* **DIRECTIVE**
Identify, in the records below, every line where the string "high" appears, and copy each such line.

[Structured figure records]
-=-=-=-=-

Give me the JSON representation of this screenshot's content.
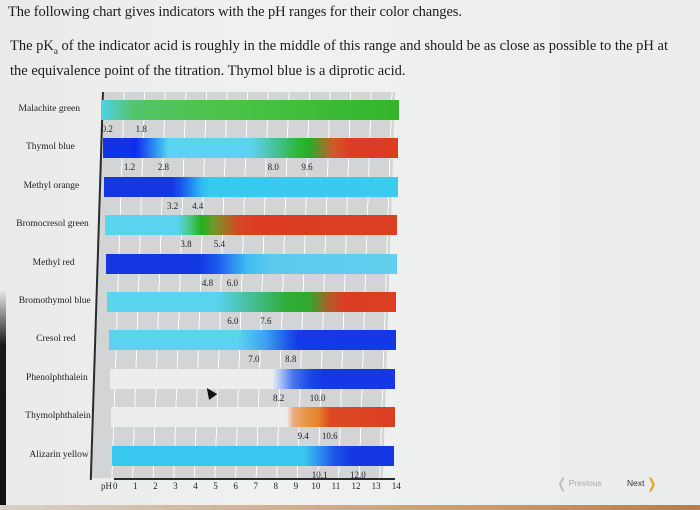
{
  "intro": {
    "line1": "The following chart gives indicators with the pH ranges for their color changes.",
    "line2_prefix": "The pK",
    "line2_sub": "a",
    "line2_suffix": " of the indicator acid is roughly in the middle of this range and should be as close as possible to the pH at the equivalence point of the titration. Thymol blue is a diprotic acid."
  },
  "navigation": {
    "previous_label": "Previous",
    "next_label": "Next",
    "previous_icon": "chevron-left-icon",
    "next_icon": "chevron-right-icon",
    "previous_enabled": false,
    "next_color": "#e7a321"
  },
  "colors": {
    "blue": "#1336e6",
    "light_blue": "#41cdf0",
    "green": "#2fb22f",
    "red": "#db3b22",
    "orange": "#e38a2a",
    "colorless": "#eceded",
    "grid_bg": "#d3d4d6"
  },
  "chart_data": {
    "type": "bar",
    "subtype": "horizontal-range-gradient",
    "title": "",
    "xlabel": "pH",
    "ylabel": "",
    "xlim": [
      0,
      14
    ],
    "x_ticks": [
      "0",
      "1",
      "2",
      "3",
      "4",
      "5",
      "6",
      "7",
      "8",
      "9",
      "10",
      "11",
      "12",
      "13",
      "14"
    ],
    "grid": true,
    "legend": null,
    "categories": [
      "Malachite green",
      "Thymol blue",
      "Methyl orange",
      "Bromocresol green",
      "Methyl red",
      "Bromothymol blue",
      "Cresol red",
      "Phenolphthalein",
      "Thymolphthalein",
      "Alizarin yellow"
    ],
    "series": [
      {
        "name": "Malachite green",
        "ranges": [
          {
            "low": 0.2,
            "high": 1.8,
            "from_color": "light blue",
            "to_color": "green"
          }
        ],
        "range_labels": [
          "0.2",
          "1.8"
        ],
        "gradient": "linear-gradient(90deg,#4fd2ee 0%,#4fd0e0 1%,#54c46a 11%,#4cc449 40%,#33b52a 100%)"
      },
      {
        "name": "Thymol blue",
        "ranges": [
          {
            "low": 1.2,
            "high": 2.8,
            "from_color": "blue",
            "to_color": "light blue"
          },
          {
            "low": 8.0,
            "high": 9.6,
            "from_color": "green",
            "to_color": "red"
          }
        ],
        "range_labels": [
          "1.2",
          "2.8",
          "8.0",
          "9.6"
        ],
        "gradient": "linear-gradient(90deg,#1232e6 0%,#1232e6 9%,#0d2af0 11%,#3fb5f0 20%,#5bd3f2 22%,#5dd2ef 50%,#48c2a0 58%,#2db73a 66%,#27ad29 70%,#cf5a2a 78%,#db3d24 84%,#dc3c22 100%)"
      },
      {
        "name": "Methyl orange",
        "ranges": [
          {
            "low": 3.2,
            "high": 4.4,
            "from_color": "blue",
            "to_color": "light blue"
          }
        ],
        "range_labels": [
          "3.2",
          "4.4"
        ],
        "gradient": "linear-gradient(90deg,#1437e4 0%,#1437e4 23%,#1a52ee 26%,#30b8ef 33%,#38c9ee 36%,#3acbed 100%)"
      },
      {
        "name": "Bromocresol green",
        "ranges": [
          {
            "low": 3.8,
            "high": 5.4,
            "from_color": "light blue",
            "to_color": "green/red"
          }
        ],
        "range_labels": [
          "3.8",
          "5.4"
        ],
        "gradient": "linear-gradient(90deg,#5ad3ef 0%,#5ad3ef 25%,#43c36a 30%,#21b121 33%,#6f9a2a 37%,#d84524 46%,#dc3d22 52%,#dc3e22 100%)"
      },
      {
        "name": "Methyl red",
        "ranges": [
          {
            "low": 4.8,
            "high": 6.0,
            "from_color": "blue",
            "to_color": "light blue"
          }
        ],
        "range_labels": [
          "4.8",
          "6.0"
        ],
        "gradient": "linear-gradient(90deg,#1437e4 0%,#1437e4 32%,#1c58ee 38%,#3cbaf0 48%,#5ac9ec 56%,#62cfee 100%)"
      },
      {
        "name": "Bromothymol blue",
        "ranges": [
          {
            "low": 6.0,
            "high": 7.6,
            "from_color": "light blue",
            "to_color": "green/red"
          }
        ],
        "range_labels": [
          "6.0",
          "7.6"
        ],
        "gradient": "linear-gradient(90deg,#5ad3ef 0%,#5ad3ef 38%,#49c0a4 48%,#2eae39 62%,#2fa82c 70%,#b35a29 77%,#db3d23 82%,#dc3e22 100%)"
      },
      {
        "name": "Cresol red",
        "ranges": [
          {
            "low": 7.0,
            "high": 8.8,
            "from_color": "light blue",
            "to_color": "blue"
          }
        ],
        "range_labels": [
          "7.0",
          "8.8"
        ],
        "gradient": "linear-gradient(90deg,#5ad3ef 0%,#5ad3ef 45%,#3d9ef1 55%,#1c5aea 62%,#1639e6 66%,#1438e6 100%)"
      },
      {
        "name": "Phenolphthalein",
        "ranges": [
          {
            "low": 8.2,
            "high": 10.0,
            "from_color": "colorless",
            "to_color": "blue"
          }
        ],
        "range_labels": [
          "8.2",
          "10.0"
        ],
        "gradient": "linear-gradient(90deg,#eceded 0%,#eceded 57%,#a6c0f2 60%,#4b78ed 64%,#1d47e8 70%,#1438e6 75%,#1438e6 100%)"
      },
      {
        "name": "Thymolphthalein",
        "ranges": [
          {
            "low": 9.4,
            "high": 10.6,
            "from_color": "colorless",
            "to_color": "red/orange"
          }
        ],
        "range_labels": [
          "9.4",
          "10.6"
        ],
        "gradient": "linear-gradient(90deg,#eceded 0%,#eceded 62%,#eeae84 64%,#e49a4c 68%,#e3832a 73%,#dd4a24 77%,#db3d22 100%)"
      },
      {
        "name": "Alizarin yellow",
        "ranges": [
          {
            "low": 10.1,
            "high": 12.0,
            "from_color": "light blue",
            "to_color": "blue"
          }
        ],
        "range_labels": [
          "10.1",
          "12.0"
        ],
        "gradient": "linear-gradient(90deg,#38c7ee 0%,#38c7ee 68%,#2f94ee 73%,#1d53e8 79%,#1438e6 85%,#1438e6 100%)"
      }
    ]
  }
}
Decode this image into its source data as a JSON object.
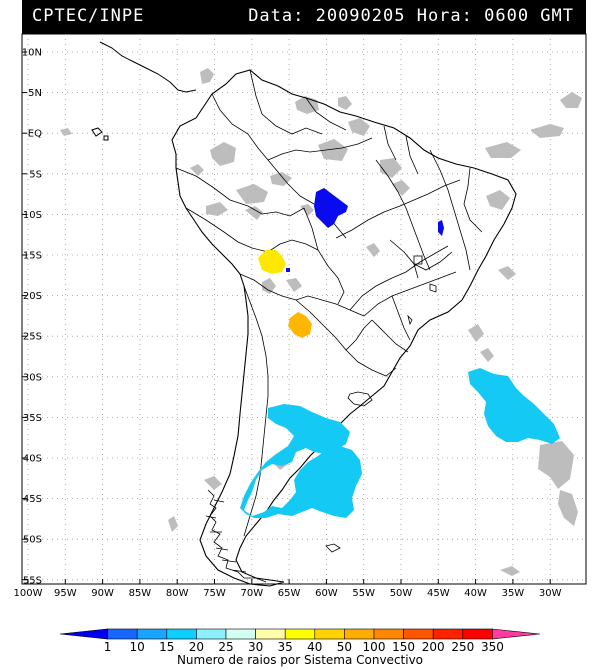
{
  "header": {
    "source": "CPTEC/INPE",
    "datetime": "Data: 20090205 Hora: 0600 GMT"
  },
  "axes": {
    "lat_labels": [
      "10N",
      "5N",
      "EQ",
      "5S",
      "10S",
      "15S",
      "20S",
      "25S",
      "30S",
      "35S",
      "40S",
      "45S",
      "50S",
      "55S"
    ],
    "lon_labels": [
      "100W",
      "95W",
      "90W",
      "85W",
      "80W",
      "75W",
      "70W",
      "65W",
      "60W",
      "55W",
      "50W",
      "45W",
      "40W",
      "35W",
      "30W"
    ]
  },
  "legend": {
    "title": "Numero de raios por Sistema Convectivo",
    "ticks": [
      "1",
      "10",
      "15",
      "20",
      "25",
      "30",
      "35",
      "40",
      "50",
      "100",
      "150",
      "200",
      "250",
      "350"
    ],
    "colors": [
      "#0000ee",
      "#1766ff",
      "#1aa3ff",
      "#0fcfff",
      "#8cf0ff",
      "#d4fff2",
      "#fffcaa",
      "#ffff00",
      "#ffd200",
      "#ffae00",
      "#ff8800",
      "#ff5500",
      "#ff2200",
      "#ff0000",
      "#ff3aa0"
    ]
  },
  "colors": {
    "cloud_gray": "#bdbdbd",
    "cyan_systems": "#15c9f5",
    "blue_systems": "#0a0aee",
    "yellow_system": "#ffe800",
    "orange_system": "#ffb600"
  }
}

-=-=-=-=-

* **TASK ANSWER**
            "high": 1.8,
            "high": 2.8,
            "high": 9.6,
            "high": 4.4,
            "high": 5.4,
            "high": 6.0,
            "high": 7.6,
            "high": 8.8,
            "high": 10.0,
            "high": 10.6,
            "high": 12.0,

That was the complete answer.